Task brief
Write out each line exactly as it stands, please.
## Begin Records for this exercise
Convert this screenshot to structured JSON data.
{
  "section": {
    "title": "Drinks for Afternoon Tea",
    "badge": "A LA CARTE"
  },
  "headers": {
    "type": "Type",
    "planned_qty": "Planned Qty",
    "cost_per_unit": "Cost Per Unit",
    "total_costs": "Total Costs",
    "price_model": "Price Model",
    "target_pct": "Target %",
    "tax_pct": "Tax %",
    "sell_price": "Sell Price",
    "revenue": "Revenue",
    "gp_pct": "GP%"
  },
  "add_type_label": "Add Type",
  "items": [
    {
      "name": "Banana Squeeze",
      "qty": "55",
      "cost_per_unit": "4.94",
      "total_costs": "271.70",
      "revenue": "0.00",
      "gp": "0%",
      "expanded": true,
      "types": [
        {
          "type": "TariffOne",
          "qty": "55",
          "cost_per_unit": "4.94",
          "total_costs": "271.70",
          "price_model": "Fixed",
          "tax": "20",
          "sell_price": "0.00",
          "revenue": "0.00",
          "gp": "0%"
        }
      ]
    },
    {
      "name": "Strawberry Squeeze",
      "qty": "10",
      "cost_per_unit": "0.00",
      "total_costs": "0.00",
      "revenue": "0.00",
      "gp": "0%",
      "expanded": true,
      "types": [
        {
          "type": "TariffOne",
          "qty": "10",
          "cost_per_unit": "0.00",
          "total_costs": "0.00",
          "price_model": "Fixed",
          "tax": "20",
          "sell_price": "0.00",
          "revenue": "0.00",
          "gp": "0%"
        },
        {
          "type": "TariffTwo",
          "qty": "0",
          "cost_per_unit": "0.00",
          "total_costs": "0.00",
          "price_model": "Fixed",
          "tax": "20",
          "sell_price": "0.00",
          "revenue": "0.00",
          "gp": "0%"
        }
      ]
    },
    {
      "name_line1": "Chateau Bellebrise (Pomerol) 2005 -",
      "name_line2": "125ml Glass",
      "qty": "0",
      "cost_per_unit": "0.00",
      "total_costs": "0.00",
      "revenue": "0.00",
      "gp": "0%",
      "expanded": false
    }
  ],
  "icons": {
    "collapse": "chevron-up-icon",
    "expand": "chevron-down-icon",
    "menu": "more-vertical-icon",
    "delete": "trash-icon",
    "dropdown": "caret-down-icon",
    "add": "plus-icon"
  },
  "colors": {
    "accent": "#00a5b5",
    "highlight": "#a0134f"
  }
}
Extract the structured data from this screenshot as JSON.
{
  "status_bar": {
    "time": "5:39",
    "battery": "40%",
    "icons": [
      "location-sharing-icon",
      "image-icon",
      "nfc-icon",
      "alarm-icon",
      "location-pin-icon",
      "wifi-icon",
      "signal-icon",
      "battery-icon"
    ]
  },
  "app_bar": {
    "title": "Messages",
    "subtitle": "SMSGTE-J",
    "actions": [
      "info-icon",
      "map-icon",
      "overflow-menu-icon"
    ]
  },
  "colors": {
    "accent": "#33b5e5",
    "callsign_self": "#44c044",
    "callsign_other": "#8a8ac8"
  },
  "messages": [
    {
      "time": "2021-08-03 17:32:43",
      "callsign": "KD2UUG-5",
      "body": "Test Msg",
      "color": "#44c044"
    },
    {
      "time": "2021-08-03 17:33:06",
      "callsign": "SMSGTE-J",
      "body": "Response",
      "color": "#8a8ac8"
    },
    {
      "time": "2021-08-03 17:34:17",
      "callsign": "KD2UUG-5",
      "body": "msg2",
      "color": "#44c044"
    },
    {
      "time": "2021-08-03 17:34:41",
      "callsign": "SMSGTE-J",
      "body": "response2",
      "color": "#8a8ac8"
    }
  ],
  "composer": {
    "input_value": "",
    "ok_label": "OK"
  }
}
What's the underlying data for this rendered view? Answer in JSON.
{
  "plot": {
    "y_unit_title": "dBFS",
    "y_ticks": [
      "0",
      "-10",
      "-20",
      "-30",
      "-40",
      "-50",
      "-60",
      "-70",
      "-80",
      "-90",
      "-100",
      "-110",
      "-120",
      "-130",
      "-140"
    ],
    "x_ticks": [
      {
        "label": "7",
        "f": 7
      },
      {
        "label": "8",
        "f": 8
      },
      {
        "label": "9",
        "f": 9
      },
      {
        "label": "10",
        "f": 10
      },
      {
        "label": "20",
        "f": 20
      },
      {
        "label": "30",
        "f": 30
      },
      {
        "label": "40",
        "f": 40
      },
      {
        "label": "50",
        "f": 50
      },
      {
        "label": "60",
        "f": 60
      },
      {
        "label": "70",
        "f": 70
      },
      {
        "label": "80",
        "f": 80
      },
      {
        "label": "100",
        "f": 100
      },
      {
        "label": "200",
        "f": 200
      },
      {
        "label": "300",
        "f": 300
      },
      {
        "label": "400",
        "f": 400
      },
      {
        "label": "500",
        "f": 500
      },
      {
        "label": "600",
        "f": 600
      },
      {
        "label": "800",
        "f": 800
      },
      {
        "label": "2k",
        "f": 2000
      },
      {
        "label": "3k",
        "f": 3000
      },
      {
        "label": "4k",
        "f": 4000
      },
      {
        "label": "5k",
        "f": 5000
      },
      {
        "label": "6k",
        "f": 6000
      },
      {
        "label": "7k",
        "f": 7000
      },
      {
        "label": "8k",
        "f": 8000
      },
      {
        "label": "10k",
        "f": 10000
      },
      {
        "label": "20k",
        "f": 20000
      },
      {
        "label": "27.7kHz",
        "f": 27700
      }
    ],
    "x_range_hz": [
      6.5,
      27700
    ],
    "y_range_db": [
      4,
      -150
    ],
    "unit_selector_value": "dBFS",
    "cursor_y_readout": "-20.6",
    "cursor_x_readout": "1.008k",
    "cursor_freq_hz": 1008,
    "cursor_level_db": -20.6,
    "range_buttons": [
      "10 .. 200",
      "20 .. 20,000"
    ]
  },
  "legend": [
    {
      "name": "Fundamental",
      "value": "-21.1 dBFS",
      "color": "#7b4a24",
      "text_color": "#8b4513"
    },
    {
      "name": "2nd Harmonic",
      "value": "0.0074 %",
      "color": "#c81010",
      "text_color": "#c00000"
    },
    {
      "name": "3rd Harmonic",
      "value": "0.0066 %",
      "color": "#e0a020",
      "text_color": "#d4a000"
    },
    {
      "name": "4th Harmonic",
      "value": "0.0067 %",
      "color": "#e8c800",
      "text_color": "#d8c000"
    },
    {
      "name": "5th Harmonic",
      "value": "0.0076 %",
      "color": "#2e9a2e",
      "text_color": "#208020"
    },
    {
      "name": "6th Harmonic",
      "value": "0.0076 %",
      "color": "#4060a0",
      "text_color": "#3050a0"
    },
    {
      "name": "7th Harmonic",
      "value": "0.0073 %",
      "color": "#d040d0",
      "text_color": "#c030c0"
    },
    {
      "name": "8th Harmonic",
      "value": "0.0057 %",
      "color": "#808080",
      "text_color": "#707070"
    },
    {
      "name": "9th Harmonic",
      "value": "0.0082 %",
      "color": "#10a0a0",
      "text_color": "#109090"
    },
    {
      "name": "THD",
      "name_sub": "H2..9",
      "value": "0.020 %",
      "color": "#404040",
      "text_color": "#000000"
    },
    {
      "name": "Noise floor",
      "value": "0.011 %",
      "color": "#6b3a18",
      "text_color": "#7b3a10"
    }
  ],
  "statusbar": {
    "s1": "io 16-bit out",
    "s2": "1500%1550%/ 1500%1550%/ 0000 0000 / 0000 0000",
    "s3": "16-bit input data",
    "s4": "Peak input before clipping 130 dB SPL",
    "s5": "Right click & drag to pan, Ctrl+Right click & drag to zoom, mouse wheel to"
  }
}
## End Records for this exercise
Worked solution
Convert this screenshot to structured JSON data.
{
  "section": {
    "title": "Drinks for Afternoon Tea",
    "badge": "A LA CARTE"
  },
  "headers": {
    "type": "Type",
    "planned_qty": "Planned Qty",
    "cost_per_unit": "Cost Per Unit",
    "total_costs": "Total Costs",
    "price_model": "Price Model",
    "target_pct": "Target %",
    "tax_pct": "Tax %",
    "sell_price": "Sell Price",
    "revenue": "Revenue",
    "gp_pct": "GP%"
  },
  "add_type_label": "Add Type",
  "items": [
    {
      "name": "Banana Squeeze",
      "qty": "55",
      "cost_per_unit": "4.94",
      "total_costs": "271.70",
      "revenue": "0.00",
      "gp": "0%",
      "expanded": true,
      "types": [
        {
          "type": "TariffOne",
          "qty": "55",
          "cost_per_unit": "4.94",
          "total_costs": "271.70",
          "price_model": "Fixed",
          "tax": "20",
          "sell_price": "0.00",
          "revenue": "0.00",
          "gp": "0%"
        }
      ]
    },
    {
      "name": "Strawberry Squeeze",
      "qty": "10",
      "cost_per_unit": "0.00",
      "total_costs": "0.00",
      "revenue": "0.00",
      "gp": "0%",
      "expanded": true,
      "types": [
        {
          "type": "TariffOne",
          "qty": "10",
          "cost_per_unit": "0.00",
          "total_costs": "0.00",
          "price_model": "Fixed",
          "tax": "20",
          "sell_price": "0.00",
          "revenue": "0.00",
          "gp": "0%"
        },
        {
          "type": "TariffTwo",
          "qty": "0",
          "cost_per_unit": "0.00",
          "total_costs": "0.00",
          "price_model": "Fixed",
          "tax": "20",
          "sell_price": "0.00",
          "revenue": "0.00",
          "gp": "0%"
        }
      ]
    },
    {
      "name_line1": "Chateau Bellebrise (Pomerol) 2005 -",
      "name_line2": "125ml Glass",
      "qty": "0",
      "cost_per_unit": "0.00",
      "total_costs": "0.00",
      "revenue": "0.00",
      "gp": "0%",
      "expanded": false
    }
  ],
  "icons": {
    "collapse": "chevron-up-icon",
    "expand": "chevron-down-icon",
    "menu": "more-vertical-icon",
    "delete": "trash-icon",
    "dropdown": "caret-down-icon",
    "add": "plus-icon"
  },
  "colors": {
    "accent": "#00a5b5",
    "highlight": "#a0134f"
  }
}
Extract the structured data from this screenshot as JSON.
{
  "status_bar": {
    "time": "5:39",
    "battery": "40%",
    "icons": [
      "location-sharing-icon",
      "image-icon",
      "nfc-icon",
      "alarm-icon",
      "location-pin-icon",
      "wifi-icon",
      "signal-icon",
      "battery-icon"
    ]
  },
  "app_bar": {
    "title": "Messages",
    "subtitle": "SMSGTE-J",
    "actions": [
      "info-icon",
      "map-icon",
      "overflow-menu-icon"
    ]
  },
  "colors": {
    "accent": "#33b5e5",
    "callsign_self": "#44c044",
    "callsign_other": "#8a8ac8"
  },
  "messages": [
    {
      "time": "2021-08-03 17:32:43",
      "callsign": "KD2UUG-5",
      "body": "Test Msg",
      "color": "#44c044"
    },
    {
      "time": "2021-08-03 17:33:06",
      "callsign": "SMSGTE-J",
      "body": "Response",
      "color": "#8a8ac8"
    },
    {
      "time": "2021-08-03 17:34:17",
      "callsign": "KD2UUG-5",
      "body": "msg2",
      "color": "#44c044"
    },
    {
      "time": "2021-08-03 17:34:41",
      "callsign": "SMSGTE-J",
      "body": "response2",
      "color": "#8a8ac8"
    }
  ],
  "composer": {
    "input_value": "",
    "ok_label": "OK"
  }
}
What's the underlying data for this rendered view? Answer in JSON.
{
  "plot": {
    "y_unit_title": "dBFS",
    "y_ticks": [
      "0",
      "-10",
      "-20",
      "-30",
      "-40",
      "-50",
      "-60",
      "-70",
      "-80",
      "-90",
      "-100",
      "-110",
      "-120",
      "-130",
      "-140"
    ],
    "x_ticks": [
      {
        "label": "7",
        "f": 7
      },
      {
        "label": "8",
        "f": 8
      },
      {
        "label": "9",
        "f": 9
      },
      {
        "label": "10",
        "f": 10
      },
      {
        "label": "20",
        "f": 20
      },
      {
        "label": "30",
        "f": 30
      },
      {
        "label": "40",
        "f": 40
      },
      {
        "label": "50",
        "f": 50
      },
      {
        "label": "60",
        "f": 60
      },
      {
        "label": "70",
        "f": 70
      },
      {
        "label": "80",
        "f": 80
      },
      {
        "label": "100",
        "f": 100
      },
      {
        "label": "200",
        "f": 200
      },
      {
        "label": "300",
        "f": 300
      },
      {
        "label": "400",
        "f": 400
      },
      {
        "label": "500",
        "f": 500
      },
      {
        "label": "600",
        "f": 600
      },
      {
        "label": "800",
        "f": 800
      },
      {
        "label": "2k",
        "f": 2000
      },
      {
        "label": "3k",
        "f": 3000
      },
      {
        "label": "4k",
        "f": 4000
      },
      {
        "label": "5k",
        "f": 5000
      },
      {
        "label": "6k",
        "f": 6000
      },
      {
        "label": "7k",
        "f": 7000
      },
      {
        "label": "8k",
        "f": 8000
      },
      {
        "label": "10k",
        "f": 10000
      },
      {
        "label": "20k",
        "f": 20000
      },
      {
        "label": "27.7kHz",
        "f": 27700
      }
    ],
    "x_range_hz": [
      6.5,
      27700
    ],
    "y_range_db": [
      4,
      -150
    ],
    "unit_selector_value": "dBFS",
    "cursor_y_readout": "-20.6",
    "cursor_x_readout": "1.008k",
    "cursor_freq_hz": 1008,
    "cursor_level_db": -20.6,
    "range_buttons": [
      "10 .. 200",
      "20 .. 20,000"
    ]
  },
  "legend": [
    {
      "name": "Fundamental",
      "value": "-21.1 dBFS",
      "color": "#7b4a24",
      "text_color": "#8b4513"
    },
    {
      "name": "2nd Harmonic",
      "value": "0.0074 %",
      "color": "#c81010",
      "text_color": "#c00000"
    },
    {
      "name": "3rd Harmonic",
      "value": "0.0066 %",
      "color": "#e0a020",
      "text_color": "#d4a000"
    },
    {
      "name": "4th Harmonic",
      "value": "0.0067 %",
      "color": "#e8c800",
      "text_color": "#d8c000"
    },
    {
      "name": "5th Harmonic",
      "value": "0.0076 %",
      "color": "#2e9a2e",
      "text_color": "#208020"
    },
    {
      "name": "6th Harmonic",
      "value": "0.0076 %",
      "color": "#4060a0",
      "text_color": "#3050a0"
    },
    {
      "name": "7th Harmonic",
      "value": "0.0073 %",
      "color": "#d040d0",
      "text_color": "#c030c0"
    },
    {
      "name": "8th Harmonic",
      "value": "0.0057 %",
      "color": "#808080",
      "text_color": "#707070"
    },
    {
      "name": "9th Harmonic",
      "value": "0.0082 %",
      "color": "#10a0a0",
      "text_color": "#109090"
    },
    {
      "name": "THD",
      "name_sub": "H2..9",
      "value": "0.020 %",
      "color": "#404040",
      "text_color": "#000000"
    },
    {
      "name": "Noise floor",
      "value": "0.011 %",
      "color": "#6b3a18",
      "text_color": "#7b3a10"
    }
  ],
  "statusbar": {
    "s1": "io 16-bit out",
    "s2": "1500%1550%/ 1500%1550%/ 0000 0000 / 0000 0000",
    "s3": "16-bit input data",
    "s4": "Peak input before clipping 130 dB SPL",
    "s5": "Right click & drag to pan, Ctrl+Right click & drag to zoom, mouse wheel to"
  }
}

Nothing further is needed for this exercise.